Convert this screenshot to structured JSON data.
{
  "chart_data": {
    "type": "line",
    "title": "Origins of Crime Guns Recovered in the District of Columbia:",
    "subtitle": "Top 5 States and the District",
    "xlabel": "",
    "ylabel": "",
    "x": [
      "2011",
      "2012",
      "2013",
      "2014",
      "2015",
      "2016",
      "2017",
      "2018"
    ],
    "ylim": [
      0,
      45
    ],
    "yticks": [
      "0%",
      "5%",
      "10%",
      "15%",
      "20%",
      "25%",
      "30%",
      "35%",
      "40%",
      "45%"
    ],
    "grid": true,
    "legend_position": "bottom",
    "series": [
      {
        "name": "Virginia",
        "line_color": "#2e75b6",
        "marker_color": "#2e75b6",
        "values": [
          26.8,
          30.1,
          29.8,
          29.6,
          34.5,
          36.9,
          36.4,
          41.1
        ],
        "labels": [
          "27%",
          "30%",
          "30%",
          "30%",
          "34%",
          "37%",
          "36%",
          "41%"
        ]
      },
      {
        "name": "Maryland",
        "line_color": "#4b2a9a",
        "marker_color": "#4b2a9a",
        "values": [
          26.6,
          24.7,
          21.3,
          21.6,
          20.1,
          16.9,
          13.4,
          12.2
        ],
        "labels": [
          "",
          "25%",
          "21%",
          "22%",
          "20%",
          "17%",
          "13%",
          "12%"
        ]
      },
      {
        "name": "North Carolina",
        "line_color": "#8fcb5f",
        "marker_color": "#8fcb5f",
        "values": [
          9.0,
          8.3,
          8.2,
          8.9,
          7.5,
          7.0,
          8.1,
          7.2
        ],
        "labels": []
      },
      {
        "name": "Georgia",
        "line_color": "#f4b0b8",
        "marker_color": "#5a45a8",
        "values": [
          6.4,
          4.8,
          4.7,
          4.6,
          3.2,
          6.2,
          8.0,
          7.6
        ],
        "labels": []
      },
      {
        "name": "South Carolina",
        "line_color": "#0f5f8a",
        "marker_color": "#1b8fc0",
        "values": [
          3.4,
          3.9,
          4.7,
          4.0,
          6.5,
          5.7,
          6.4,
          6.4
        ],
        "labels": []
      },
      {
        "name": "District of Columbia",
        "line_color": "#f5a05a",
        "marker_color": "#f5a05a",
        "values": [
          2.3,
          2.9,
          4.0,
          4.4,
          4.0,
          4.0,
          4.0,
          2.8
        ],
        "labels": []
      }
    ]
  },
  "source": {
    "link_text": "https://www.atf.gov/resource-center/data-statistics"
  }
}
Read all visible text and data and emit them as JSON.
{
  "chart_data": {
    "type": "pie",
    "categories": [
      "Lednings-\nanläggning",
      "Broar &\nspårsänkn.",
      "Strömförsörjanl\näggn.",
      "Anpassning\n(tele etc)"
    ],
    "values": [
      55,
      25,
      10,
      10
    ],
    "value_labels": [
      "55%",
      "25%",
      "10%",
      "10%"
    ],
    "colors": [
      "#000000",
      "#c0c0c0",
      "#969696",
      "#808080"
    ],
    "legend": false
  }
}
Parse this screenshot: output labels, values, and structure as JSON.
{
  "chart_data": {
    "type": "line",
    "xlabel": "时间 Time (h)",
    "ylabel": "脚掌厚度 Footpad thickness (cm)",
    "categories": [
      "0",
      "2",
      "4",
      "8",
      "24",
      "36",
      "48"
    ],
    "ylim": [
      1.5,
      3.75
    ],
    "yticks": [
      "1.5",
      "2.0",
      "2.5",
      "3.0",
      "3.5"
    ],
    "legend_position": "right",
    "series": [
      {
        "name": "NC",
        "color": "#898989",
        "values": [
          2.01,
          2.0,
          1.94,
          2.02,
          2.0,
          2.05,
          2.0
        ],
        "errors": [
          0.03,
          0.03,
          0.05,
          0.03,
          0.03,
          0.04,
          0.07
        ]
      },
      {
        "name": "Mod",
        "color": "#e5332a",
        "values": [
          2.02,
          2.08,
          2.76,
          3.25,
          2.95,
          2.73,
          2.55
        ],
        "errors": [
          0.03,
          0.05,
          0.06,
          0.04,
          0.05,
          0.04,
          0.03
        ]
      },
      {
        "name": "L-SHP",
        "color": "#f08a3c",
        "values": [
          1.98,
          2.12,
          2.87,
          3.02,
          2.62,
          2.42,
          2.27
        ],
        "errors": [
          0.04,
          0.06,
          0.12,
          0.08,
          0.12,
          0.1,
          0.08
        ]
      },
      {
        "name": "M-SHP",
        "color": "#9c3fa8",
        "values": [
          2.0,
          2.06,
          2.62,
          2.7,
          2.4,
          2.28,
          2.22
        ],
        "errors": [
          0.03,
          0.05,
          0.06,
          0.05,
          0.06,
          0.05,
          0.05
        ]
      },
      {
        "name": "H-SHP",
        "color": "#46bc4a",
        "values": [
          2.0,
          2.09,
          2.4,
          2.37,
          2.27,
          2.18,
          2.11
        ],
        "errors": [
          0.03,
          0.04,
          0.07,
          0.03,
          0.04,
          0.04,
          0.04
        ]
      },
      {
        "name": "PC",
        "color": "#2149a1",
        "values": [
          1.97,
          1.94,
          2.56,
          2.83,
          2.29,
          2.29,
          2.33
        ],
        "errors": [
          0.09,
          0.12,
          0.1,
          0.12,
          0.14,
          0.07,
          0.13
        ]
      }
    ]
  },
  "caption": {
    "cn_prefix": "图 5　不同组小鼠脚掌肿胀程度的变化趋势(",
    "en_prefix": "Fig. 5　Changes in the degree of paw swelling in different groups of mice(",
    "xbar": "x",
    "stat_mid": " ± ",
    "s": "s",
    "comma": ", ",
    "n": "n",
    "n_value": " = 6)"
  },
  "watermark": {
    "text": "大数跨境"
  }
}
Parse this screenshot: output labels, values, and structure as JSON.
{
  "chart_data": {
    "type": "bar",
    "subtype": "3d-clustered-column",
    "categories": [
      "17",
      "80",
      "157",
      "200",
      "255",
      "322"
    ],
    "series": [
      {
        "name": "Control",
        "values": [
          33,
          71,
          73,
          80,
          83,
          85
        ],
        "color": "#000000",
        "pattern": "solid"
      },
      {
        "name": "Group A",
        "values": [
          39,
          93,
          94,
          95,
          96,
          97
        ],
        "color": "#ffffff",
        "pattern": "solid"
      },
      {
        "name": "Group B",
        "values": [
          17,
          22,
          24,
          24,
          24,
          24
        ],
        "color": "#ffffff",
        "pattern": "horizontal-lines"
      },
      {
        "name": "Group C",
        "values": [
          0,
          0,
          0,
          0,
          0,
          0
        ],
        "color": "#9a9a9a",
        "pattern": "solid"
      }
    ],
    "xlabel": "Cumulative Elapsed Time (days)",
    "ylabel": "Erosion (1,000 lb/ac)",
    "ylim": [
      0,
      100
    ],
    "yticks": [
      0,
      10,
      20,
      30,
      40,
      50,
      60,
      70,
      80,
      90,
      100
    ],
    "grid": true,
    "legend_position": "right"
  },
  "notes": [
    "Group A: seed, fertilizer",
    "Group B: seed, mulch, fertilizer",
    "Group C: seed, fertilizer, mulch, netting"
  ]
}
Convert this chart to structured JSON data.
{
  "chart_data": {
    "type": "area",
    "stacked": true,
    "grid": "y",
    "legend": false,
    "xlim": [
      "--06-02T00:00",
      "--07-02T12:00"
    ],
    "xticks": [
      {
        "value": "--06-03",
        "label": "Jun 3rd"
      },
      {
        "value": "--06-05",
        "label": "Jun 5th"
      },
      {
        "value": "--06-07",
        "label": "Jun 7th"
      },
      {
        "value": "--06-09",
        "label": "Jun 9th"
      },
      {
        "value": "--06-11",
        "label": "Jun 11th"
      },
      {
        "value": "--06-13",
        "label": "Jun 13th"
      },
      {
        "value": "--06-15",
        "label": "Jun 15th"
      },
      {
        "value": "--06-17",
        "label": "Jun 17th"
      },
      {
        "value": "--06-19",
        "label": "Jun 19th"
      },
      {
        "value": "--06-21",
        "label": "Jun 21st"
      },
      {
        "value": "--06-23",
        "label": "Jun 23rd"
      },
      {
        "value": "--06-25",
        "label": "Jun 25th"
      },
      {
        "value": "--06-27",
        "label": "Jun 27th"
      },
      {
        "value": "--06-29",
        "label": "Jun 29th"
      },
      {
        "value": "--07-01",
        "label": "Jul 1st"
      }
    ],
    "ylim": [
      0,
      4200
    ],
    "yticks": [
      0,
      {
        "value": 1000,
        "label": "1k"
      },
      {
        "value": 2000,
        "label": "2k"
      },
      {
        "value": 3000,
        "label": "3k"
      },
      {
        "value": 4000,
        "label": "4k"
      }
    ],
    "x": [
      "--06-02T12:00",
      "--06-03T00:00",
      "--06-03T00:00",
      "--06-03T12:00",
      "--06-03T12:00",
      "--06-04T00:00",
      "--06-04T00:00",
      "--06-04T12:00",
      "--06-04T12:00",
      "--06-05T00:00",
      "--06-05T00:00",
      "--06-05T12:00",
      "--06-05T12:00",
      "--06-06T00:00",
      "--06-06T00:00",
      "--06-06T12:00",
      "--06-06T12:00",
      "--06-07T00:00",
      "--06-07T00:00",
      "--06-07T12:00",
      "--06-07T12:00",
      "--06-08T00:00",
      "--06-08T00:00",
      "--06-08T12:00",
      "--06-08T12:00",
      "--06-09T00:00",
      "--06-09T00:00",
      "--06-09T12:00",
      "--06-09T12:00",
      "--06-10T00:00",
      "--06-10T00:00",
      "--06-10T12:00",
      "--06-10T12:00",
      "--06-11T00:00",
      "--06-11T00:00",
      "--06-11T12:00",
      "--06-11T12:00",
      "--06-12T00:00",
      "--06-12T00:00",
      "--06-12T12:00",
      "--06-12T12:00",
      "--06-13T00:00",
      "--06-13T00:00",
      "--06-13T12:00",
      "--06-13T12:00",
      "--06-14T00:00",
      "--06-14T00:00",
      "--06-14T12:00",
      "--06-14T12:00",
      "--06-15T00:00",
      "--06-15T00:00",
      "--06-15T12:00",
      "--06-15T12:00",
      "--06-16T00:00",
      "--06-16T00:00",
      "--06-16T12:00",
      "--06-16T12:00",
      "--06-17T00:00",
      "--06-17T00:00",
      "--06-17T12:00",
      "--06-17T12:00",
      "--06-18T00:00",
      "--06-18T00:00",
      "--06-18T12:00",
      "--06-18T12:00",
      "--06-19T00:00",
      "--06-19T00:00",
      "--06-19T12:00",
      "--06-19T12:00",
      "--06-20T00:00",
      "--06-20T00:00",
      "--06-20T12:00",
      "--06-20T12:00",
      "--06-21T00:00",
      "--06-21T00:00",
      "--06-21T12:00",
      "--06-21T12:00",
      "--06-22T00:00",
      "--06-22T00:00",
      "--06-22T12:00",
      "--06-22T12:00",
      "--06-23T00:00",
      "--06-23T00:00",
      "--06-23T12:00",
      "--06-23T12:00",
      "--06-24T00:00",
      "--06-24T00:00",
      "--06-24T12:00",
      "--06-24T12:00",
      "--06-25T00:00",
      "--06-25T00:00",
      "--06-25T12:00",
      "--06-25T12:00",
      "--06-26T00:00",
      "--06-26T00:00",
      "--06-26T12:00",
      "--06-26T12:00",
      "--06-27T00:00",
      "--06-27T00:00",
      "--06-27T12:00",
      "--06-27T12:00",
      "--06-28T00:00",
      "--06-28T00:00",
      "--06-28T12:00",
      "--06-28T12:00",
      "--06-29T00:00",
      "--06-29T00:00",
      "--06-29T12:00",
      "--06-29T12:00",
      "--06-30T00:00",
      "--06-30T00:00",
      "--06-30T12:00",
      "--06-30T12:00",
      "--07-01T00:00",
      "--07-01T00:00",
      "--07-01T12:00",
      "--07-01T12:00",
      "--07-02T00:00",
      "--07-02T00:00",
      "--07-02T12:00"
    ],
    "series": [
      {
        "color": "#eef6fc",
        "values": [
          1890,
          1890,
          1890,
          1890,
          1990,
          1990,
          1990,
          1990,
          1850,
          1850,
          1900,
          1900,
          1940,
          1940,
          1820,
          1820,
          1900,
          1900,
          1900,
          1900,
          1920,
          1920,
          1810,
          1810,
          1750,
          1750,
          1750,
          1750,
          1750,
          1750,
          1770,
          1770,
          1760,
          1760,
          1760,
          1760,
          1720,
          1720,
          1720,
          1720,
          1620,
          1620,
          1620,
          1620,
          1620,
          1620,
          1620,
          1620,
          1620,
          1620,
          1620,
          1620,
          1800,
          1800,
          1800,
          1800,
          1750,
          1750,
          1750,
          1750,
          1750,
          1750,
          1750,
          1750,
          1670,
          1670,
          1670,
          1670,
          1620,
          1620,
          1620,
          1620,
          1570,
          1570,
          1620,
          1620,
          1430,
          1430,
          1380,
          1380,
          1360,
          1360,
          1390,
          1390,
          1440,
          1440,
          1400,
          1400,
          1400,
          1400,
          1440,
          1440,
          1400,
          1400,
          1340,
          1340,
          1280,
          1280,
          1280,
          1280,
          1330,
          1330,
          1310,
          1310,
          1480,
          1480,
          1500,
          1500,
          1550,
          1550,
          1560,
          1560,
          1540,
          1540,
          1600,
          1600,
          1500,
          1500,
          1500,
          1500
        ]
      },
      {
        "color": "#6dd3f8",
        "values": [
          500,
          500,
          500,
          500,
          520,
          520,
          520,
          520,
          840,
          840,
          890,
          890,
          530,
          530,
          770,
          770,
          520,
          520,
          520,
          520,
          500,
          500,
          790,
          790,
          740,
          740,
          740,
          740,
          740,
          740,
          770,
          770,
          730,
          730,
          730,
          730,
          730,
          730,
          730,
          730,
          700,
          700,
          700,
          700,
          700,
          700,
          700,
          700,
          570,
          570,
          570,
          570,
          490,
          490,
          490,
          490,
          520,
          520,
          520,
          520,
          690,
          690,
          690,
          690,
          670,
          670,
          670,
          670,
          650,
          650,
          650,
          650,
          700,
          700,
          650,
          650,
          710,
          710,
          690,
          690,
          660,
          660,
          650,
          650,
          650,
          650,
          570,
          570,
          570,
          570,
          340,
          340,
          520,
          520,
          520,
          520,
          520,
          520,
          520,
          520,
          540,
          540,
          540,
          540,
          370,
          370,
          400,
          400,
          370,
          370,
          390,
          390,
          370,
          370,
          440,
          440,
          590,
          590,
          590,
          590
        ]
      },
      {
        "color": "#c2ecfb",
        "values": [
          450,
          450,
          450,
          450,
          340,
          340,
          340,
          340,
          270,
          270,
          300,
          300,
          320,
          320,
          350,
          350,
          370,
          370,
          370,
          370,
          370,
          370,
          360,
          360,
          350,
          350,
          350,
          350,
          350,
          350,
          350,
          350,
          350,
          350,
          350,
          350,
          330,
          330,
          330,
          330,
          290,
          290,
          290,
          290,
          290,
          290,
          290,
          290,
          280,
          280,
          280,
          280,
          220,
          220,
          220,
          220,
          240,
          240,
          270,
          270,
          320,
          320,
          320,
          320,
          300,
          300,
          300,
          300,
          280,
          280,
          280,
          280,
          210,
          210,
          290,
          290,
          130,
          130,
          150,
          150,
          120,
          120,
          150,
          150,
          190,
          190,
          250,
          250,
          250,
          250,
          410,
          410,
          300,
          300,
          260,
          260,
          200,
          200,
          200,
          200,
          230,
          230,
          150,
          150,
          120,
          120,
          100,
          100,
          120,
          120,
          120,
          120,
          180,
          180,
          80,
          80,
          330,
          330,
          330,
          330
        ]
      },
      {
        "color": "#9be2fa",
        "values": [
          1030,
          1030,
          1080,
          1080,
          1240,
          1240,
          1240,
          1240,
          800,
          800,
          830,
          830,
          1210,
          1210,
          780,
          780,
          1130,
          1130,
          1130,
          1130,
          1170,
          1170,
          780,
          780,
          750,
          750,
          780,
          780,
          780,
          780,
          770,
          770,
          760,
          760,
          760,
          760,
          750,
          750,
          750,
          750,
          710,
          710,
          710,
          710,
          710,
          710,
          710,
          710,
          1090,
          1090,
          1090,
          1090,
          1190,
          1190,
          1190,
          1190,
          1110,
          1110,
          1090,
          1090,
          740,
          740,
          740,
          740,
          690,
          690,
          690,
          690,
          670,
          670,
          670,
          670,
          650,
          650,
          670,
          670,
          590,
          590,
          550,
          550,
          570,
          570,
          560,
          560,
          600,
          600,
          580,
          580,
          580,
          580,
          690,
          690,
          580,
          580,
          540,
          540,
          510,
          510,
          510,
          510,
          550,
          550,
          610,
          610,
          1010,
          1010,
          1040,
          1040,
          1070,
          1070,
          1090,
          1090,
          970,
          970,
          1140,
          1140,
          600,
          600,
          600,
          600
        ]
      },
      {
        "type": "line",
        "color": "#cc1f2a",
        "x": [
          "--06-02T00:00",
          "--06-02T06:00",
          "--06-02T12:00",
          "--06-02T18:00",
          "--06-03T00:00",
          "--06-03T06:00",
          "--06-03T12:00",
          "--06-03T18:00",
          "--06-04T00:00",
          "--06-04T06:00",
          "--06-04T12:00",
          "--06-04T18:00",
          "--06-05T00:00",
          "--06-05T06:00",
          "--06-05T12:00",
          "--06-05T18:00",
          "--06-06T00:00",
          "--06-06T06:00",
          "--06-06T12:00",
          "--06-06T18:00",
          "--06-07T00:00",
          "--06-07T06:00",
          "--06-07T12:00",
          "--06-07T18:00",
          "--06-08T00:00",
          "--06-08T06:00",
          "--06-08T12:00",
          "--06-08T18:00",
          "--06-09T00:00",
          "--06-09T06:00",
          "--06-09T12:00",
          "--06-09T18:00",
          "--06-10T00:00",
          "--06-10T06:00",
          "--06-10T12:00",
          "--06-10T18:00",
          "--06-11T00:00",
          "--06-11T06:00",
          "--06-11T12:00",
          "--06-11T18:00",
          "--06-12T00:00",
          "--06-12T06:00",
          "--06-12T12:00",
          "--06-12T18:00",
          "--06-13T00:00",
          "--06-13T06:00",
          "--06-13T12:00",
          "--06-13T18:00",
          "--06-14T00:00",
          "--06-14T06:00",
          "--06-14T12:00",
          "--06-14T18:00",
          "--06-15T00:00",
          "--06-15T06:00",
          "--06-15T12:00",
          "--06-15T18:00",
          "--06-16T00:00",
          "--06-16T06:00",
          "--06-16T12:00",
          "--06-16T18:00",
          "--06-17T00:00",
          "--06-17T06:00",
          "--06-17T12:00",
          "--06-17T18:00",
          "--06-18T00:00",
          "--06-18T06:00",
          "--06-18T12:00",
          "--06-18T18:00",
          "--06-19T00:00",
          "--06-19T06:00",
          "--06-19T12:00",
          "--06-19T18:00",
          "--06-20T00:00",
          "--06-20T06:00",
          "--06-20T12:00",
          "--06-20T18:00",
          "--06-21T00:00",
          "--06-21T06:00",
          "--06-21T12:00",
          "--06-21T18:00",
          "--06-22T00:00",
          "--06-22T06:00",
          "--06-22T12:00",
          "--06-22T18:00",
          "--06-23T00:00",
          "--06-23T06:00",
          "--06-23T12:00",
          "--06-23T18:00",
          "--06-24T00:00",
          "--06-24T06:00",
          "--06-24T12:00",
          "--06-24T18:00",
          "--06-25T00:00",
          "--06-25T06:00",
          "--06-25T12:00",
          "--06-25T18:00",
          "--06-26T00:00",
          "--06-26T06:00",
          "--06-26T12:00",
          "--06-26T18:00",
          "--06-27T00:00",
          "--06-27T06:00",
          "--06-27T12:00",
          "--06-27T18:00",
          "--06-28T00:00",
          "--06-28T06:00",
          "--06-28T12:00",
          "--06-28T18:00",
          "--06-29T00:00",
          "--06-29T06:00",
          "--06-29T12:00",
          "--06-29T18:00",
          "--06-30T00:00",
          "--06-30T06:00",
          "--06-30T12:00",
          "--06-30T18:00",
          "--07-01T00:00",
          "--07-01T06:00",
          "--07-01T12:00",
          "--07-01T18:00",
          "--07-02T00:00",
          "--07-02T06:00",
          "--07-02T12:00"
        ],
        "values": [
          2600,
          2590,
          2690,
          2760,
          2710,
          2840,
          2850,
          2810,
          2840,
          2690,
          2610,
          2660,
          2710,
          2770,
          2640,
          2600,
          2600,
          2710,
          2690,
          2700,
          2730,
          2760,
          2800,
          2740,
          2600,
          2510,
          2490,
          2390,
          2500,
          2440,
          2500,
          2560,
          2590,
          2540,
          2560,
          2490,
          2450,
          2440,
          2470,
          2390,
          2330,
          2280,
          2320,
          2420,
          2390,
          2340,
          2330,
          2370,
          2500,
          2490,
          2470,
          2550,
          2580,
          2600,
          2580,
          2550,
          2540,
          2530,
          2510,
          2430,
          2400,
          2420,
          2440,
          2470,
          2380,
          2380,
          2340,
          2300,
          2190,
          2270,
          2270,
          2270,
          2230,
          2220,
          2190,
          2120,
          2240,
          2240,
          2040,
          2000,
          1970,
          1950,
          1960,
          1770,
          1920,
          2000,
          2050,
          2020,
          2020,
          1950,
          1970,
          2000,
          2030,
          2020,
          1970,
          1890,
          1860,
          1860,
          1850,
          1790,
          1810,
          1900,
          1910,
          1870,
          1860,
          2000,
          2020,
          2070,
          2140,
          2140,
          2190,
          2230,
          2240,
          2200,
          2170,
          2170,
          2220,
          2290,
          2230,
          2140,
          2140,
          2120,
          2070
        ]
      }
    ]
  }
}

> _Required work_:
Every line holding "Convert" should be copied out.

> _Correct response_:
Convert this screenshot to structured JSON data.
Convert this chart to structured JSON data.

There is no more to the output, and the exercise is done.